Task brief >> Tell how many lines in the data below hold the string "three"; give nothing but the number.

Given entries >>
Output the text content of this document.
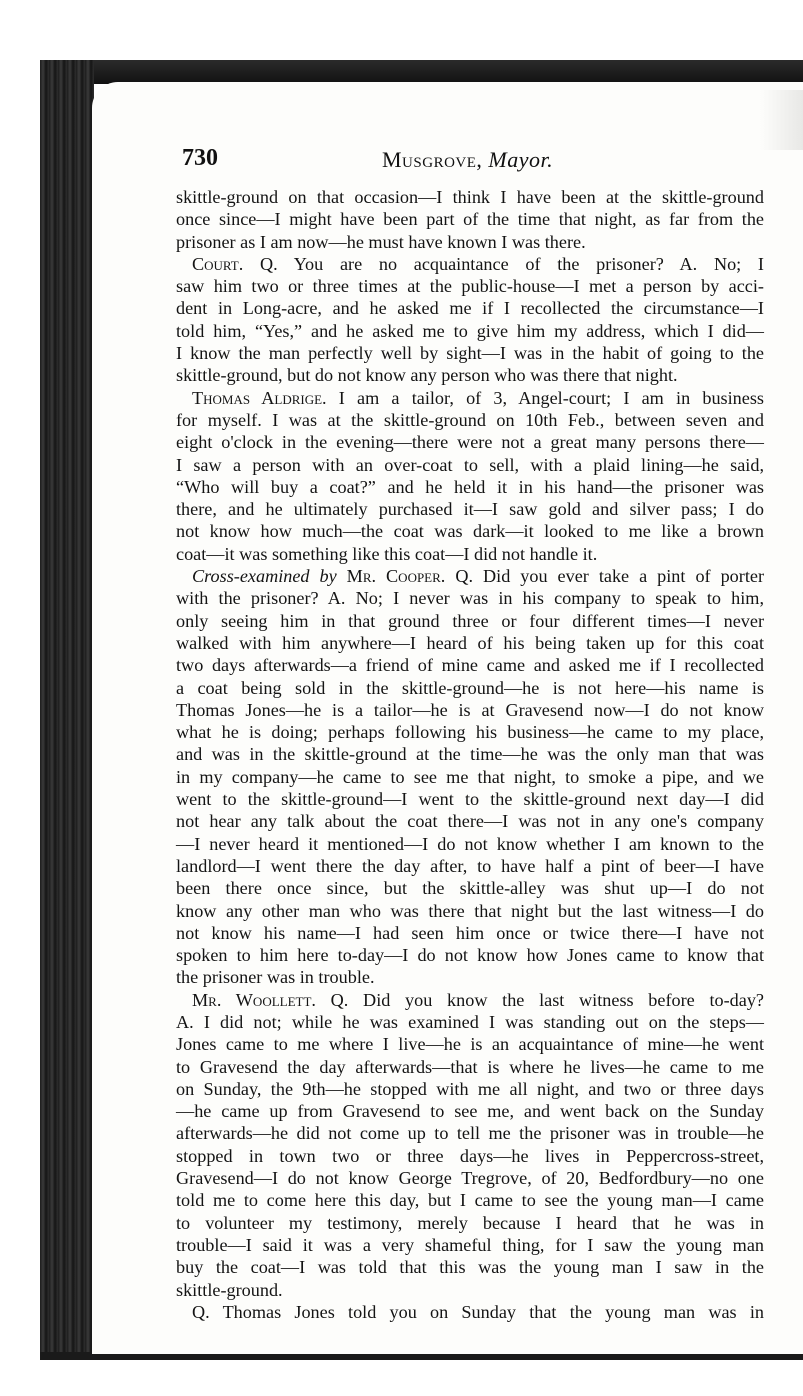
730	Musgrove, Mayor.
skittle-ground on that occasion—I think I have been at the skittle-ground
once since—I might have been part of the time that night, as far from the
prisoner as I am now—he must have known I was there.
Court. Q. You are no acquaintance of the prisoner? A. No; I
saw him two or three times at the public-house—I met a person by acci-
dent in Long-acre, and he asked me if I recollected the circumstance—I
told him, “Yes,” and he asked me to give him my address, which I did—
I know the man perfectly well by sight—I was in the habit of going to the
skittle-ground, but do not know any person who was there that night.
Thomas Aldrige. I am a tailor, of 3, Angel-court; I am in business
for myself. I was at the skittle-ground on 10th Feb., between seven and
eight o'clock in the evening—there were not a great many persons there—
I saw a person with an over-coat to sell, with a plaid lining—he said,
“Who will buy a coat?” and he held it in his hand—the prisoner was
there, and he ultimately purchased it—I saw gold and silver pass; I do
not know how much—the coat was dark—it looked to me like a brown
coat—it was something like this coat—I did not handle it.
Cross-examined by Mr. Cooper. Q. Did you ever take a pint of porter
with the prisoner? A. No; I never was in his company to speak to him,
only seeing him in that ground three or four different times—I never
walked with him anywhere—I heard of his being taken up for this coat
two days afterwards—a friend of mine came and asked me if I recollected
a coat being sold in the skittle-ground—he is not here—his name is
Thomas Jones—he is a tailor—he is at Gravesend now—I do not know
what he is doing; perhaps following his business—he came to my place,
and was in the skittle-ground at the time—he was the only man that was
in my company—he came to see me that night, to smoke a pipe, and we
went to the skittle-ground—I went to the skittle-ground next day—I did
not hear any talk about the coat there—I was not in any one's company
—I never heard it mentioned—I do not know whether I am known to the
landlord—I went there the day after, to have half a pint of beer—I have
been there once since, but the skittle-alley was shut up—I do not
know any other man who was there that night but the last witness—I do
not know his name—I had seen him once or twice there—I have not
spoken to him here to-day—I do not know how Jones came to know that
the prisoner was in trouble.
Mr. Woollett. Q. Did you know the last witness before to-day?
A. I did not; while he was examined I was standing out on the steps—
Jones came to me where I live—he is an acquaintance of mine—he went
to Gravesend the day afterwards—that is where he lives—he came to me
on Sunday, the 9th—he stopped with me all night, and two or three days
—he came up from Gravesend to see me, and went back on the Sunday
afterwards—he did not come up to tell me the prisoner was in trouble—he
stopped in town two or three days—he lives in Peppercross-street,
Gravesend—I do not know George Tregrove, of 20, Bedfordbury—no one
told me to come here this day, but I came to see the young man—I came
to volunteer my testimony, merely because I heard that he was in
trouble—I said it was a very shameful thing, for I saw the young man
buy the coat—I was told that this was the young man I saw in the
skittle-ground.
Q. Thomas Jones told you on Sunday that the young man was in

Answer to the exercise >> 4